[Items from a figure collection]
Start

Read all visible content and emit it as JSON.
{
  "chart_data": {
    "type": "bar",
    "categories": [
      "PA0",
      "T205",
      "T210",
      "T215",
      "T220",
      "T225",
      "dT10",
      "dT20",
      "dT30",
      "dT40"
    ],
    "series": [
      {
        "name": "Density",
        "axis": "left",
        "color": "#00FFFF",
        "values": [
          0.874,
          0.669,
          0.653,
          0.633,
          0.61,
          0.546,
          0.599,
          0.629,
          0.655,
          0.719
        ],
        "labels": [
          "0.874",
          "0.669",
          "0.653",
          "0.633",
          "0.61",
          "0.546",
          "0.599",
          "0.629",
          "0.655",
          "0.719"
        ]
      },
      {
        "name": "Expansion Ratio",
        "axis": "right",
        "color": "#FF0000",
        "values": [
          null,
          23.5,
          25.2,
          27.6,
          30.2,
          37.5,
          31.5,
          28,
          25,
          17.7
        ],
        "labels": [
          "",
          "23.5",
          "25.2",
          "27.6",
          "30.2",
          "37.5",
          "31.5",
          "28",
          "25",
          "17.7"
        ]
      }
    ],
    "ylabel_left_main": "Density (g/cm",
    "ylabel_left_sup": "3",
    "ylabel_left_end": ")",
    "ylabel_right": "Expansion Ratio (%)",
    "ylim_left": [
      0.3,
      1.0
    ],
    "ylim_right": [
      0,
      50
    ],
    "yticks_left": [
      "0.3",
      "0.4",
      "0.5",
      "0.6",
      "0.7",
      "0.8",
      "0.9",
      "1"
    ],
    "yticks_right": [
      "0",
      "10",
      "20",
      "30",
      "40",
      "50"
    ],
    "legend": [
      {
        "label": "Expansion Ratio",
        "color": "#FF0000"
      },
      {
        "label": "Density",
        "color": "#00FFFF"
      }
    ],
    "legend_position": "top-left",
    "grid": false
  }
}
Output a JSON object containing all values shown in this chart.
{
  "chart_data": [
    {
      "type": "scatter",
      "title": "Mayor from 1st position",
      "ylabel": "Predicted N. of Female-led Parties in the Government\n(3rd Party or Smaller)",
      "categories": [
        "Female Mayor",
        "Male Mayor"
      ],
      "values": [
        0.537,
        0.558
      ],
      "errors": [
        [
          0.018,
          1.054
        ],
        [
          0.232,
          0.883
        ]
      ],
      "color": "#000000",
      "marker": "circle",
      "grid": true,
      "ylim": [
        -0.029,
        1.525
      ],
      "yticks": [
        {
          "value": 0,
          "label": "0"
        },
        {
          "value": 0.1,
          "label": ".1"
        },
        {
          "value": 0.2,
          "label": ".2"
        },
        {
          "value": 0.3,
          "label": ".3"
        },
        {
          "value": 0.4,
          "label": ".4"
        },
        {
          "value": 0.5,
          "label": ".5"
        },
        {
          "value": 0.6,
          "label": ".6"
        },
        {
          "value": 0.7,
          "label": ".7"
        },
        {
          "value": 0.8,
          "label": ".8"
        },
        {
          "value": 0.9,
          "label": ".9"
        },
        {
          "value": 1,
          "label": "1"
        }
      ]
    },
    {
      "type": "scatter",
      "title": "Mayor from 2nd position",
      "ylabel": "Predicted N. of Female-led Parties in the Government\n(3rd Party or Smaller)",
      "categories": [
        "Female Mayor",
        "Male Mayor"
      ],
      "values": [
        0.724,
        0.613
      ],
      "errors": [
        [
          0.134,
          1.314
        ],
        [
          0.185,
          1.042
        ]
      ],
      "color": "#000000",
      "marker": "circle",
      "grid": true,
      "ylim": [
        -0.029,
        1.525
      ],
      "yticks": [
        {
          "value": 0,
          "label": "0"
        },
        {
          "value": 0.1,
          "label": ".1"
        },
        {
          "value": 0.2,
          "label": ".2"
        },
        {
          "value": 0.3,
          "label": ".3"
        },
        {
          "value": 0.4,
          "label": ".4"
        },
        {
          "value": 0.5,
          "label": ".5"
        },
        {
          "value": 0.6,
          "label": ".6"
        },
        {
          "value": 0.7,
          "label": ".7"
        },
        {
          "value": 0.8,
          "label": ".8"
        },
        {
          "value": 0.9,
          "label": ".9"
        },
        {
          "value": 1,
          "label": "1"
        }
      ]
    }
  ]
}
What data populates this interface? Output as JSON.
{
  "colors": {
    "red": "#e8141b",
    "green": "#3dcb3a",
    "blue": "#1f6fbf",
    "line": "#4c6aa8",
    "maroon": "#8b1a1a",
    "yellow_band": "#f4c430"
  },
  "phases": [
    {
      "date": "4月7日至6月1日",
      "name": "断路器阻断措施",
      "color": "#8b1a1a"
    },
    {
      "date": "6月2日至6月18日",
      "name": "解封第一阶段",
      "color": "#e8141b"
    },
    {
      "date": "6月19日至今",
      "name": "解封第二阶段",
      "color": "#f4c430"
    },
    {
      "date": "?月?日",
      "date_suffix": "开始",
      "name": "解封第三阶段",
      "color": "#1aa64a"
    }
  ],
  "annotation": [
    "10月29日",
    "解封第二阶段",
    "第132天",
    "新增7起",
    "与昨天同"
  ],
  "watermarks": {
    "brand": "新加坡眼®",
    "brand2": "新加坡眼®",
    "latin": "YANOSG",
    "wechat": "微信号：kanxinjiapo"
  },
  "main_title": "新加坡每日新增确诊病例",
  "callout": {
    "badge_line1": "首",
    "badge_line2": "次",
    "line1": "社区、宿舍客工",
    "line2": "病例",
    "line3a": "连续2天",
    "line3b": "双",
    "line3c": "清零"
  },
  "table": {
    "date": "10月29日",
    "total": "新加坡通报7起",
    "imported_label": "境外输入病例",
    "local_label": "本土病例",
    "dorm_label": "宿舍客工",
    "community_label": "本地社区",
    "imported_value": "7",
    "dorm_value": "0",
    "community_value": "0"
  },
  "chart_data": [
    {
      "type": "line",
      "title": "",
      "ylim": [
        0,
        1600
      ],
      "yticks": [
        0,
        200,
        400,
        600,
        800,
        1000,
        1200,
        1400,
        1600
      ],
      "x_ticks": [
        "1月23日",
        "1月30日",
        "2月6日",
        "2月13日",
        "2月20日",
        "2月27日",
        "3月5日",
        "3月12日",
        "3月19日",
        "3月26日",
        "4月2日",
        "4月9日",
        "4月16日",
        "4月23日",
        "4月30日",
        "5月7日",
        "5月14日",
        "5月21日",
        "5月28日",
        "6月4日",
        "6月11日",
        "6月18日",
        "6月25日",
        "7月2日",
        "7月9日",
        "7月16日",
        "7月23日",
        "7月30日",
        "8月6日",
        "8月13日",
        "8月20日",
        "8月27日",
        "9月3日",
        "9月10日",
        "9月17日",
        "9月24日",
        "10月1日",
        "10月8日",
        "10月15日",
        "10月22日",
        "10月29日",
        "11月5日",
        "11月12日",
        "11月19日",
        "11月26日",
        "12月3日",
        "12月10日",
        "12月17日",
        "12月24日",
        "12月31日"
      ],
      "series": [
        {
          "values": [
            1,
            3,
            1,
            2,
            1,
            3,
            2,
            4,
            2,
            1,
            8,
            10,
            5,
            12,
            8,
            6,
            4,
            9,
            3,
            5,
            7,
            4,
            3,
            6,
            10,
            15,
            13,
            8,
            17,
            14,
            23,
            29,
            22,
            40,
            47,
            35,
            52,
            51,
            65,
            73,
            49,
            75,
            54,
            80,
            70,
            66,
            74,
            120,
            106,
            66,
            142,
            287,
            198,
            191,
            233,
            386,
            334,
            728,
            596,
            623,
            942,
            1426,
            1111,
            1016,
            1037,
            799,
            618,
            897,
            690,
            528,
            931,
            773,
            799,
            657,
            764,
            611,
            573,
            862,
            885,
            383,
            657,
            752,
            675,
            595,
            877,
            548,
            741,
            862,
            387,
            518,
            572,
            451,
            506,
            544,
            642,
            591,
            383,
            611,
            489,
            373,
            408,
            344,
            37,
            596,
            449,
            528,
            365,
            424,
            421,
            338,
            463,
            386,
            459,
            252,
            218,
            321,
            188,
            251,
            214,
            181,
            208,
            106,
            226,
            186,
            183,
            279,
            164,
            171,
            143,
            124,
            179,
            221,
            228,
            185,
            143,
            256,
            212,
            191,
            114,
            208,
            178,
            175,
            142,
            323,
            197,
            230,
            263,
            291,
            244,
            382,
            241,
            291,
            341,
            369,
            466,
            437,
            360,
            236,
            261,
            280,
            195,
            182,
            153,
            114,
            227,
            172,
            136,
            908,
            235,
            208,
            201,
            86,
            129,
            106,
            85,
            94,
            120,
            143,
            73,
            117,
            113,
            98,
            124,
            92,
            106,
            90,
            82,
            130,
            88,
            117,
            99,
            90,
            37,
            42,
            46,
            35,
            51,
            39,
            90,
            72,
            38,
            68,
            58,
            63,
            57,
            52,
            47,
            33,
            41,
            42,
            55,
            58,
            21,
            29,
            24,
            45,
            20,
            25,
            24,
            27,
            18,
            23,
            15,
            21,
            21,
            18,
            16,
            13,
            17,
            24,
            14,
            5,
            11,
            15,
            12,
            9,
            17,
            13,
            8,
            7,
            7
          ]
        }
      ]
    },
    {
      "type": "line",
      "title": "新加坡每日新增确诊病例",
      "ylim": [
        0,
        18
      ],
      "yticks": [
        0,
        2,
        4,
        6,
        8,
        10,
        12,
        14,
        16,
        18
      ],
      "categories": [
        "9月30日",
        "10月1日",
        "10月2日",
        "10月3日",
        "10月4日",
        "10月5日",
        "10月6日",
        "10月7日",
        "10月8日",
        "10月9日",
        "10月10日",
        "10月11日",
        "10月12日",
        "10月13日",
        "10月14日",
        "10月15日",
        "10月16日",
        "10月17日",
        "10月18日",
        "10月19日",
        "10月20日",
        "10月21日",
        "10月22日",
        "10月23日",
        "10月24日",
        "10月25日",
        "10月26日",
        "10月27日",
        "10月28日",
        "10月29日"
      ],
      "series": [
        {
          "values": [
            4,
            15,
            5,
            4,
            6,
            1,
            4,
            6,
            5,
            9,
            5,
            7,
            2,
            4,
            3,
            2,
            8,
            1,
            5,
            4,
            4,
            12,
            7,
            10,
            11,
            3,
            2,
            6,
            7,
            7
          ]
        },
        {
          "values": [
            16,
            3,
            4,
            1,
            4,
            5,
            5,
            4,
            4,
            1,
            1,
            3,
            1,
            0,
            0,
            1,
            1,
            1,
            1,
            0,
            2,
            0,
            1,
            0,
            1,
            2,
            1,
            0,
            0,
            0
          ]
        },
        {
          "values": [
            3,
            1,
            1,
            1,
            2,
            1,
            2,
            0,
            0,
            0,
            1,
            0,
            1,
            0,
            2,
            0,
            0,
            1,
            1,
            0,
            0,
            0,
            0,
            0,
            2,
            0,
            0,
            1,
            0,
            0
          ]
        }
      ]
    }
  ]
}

End

**Work instructions**
Copy in full each line that holds the word "Output".

**Answer**
Output a JSON object containing all values shown in this chart.
What data populates this interface? Output as JSON.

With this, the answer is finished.